» DATA PROVIDED:
* Begin *
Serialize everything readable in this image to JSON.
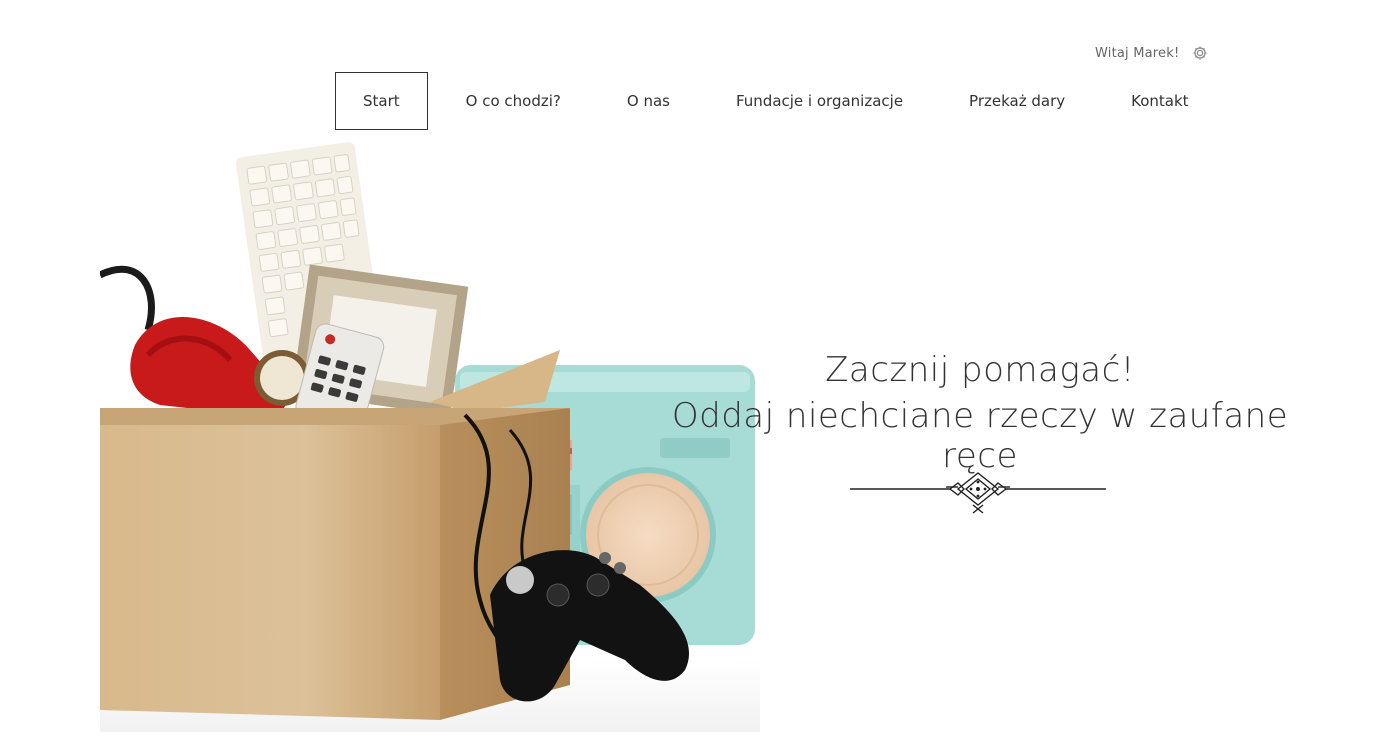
{
  "header": {
    "greeting": "Witaj Marek!",
    "settings_icon": "gear-icon"
  },
  "nav": {
    "items": [
      {
        "label": "Start",
        "active": true
      },
      {
        "label": "O co chodzi?",
        "active": false
      },
      {
        "label": "O nas",
        "active": false
      },
      {
        "label": "Fundacje i organizacje",
        "active": false
      },
      {
        "label": "Przekaż dary",
        "active": false
      },
      {
        "label": "Kontakt",
        "active": false
      }
    ]
  },
  "hero": {
    "line1": "Zacznij pomagać!",
    "line2": "Oddaj niechciane rzeczy w zaufane ręce",
    "image_subject": "donation box with keyboard, picture frame, red telephone, remote, radio and gamepad",
    "ornament_icon": "decorative-divider-icon"
  }
}
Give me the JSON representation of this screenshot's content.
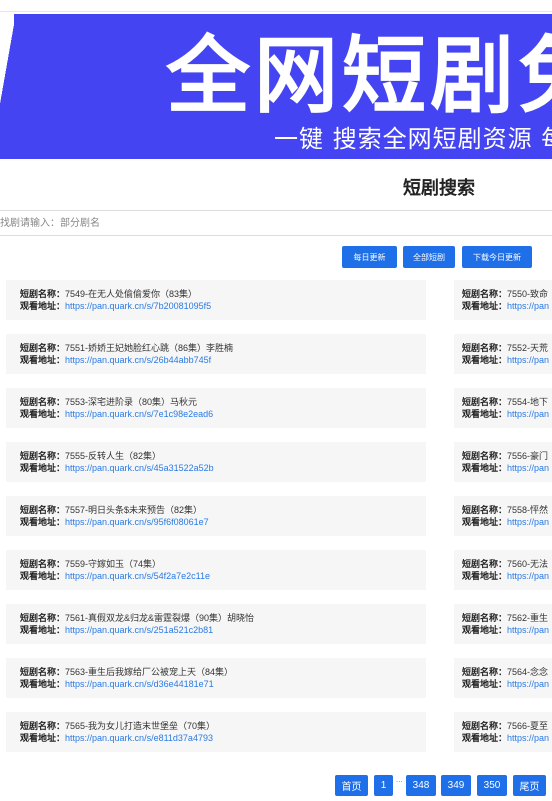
{
  "banner": {
    "title": "全网短剧免",
    "subtitle": "一键 搜索全网短剧资源 每"
  },
  "page_title": "短剧搜索",
  "search": {
    "placeholder": "找剧请输入：部分剧名"
  },
  "buttons": {
    "daily_update": "每日更新",
    "all_dramas": "全部短剧",
    "download_today": "下载今日更新"
  },
  "labels": {
    "name": "短剧名称：",
    "url": "观看地址："
  },
  "left_cards": [
    {
      "name": "7549-在无人处偷偷爱你（83集）",
      "url": "https://pan.quark.cn/s/7b20081095f5"
    },
    {
      "name": "7551-娇娇王妃她脸红心跳（86集）李胜楠",
      "url": "https://pan.quark.cn/s/26b44abb745f"
    },
    {
      "name": "7553-深宅进阶录（80集）马秋元",
      "url": "https://pan.quark.cn/s/7e1c98e2ead6"
    },
    {
      "name": "7555-反转人生（82集）",
      "url": "https://pan.quark.cn/s/45a31522a52b"
    },
    {
      "name": "7557-明日头条$未来预告（82集）",
      "url": "https://pan.quark.cn/s/95f6f08061e7"
    },
    {
      "name": "7559-守嫁如玉（74集）",
      "url": "https://pan.quark.cn/s/54f2a7e2c11e"
    },
    {
      "name": "7561-真假双龙&归龙&雷霆裂爆（90集）胡晓怡",
      "url": "https://pan.quark.cn/s/251a521c2b81"
    },
    {
      "name": "7563-重生后我嫁给厂公被宠上天（84集）",
      "url": "https://pan.quark.cn/s/d36e44181e71"
    },
    {
      "name": "7565-我为女儿打造末世堡垒（70集）",
      "url": "https://pan.quark.cn/s/e811d37a4793"
    }
  ],
  "right_cards": [
    {
      "name": "7550-致命",
      "url": "https://pan"
    },
    {
      "name": "7552-天荒",
      "url": "https://pan"
    },
    {
      "name": "7554-地下",
      "url": "https://pan"
    },
    {
      "name": "7556-豪门",
      "url": "https://pan"
    },
    {
      "name": "7558-怦然",
      "url": "https://pan"
    },
    {
      "name": "7560-无法",
      "url": "https://pan"
    },
    {
      "name": "7562-重生",
      "url": "https://pan"
    },
    {
      "name": "7564-念念",
      "url": "https://pan"
    },
    {
      "name": "7566-夏至",
      "url": "https://pan"
    }
  ],
  "pager": {
    "first": "首页",
    "p1": "1",
    "dots": "...",
    "p348": "348",
    "p349": "349",
    "p350": "350",
    "last": "尾页"
  },
  "colors": {
    "banner": "#4444f2",
    "button": "#1e6fe8",
    "link": "#2a7ae2"
  }
}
* End *
» WRITTEN REQUEST:
Repeat all of the data above word for word, minus the pictures.

» FULL OUTPUT:
Serialize everything readable in this image to JSON.
{
  "header": {
    "greeting": "Witaj Marek!",
    "settings_icon": "gear-icon"
  },
  "nav": {
    "items": [
      {
        "label": "Start",
        "active": true
      },
      {
        "label": "O co chodzi?",
        "active": false
      },
      {
        "label": "O nas",
        "active": false
      },
      {
        "label": "Fundacje i organizacje",
        "active": false
      },
      {
        "label": "Przekaż dary",
        "active": false
      },
      {
        "label": "Kontakt",
        "active": false
      }
    ]
  },
  "hero": {
    "line1": "Zacznij pomagać!",
    "line2": "Oddaj niechciane rzeczy w zaufane ręce",
    "image_subject": "donation box with keyboard, picture frame, red telephone, remote, radio and gamepad",
    "ornament_icon": "decorative-divider-icon"
  }
}
Give me the JSON representation of this screenshot's content.
{
  "banner": {
    "title": "全网短剧免",
    "subtitle": "一键 搜索全网短剧资源 每"
  },
  "page_title": "短剧搜索",
  "search": {
    "placeholder": "找剧请输入：部分剧名"
  },
  "buttons": {
    "daily_update": "每日更新",
    "all_dramas": "全部短剧",
    "download_today": "下载今日更新"
  },
  "labels": {
    "name": "短剧名称：",
    "url": "观看地址："
  },
  "left_cards": [
    {
      "name": "7549-在无人处偷偷爱你（83集）",
      "url": "https://pan.quark.cn/s/7b20081095f5"
    },
    {
      "name": "7551-娇娇王妃她脸红心跳（86集）李胜楠",
      "url": "https://pan.quark.cn/s/26b44abb745f"
    },
    {
      "name": "7553-深宅进阶录（80集）马秋元",
      "url": "https://pan.quark.cn/s/7e1c98e2ead6"
    },
    {
      "name": "7555-反转人生（82集）",
      "url": "https://pan.quark.cn/s/45a31522a52b"
    },
    {
      "name": "7557-明日头条$未来预告（82集）",
      "url": "https://pan.quark.cn/s/95f6f08061e7"
    },
    {
      "name": "7559-守嫁如玉（74集）",
      "url": "https://pan.quark.cn/s/54f2a7e2c11e"
    },
    {
      "name": "7561-真假双龙&归龙&雷霆裂爆（90集）胡晓怡",
      "url": "https://pan.quark.cn/s/251a521c2b81"
    },
    {
      "name": "7563-重生后我嫁给厂公被宠上天（84集）",
      "url": "https://pan.quark.cn/s/d36e44181e71"
    },
    {
      "name": "7565-我为女儿打造末世堡垒（70集）",
      "url": "https://pan.quark.cn/s/e811d37a4793"
    }
  ],
  "right_cards": [
    {
      "name": "7550-致命",
      "url": "https://pan"
    },
    {
      "name": "7552-天荒",
      "url": "https://pan"
    },
    {
      "name": "7554-地下",
      "url": "https://pan"
    },
    {
      "name": "7556-豪门",
      "url": "https://pan"
    },
    {
      "name": "7558-怦然",
      "url": "https://pan"
    },
    {
      "name": "7560-无法",
      "url": "https://pan"
    },
    {
      "name": "7562-重生",
      "url": "https://pan"
    },
    {
      "name": "7564-念念",
      "url": "https://pan"
    },
    {
      "name": "7566-夏至",
      "url": "https://pan"
    }
  ],
  "pager": {
    "first": "首页",
    "p1": "1",
    "dots": "...",
    "p348": "348",
    "p349": "349",
    "p350": "350",
    "last": "尾页"
  },
  "colors": {
    "banner": "#4444f2",
    "button": "#1e6fe8",
    "link": "#2a7ae2"
  }
}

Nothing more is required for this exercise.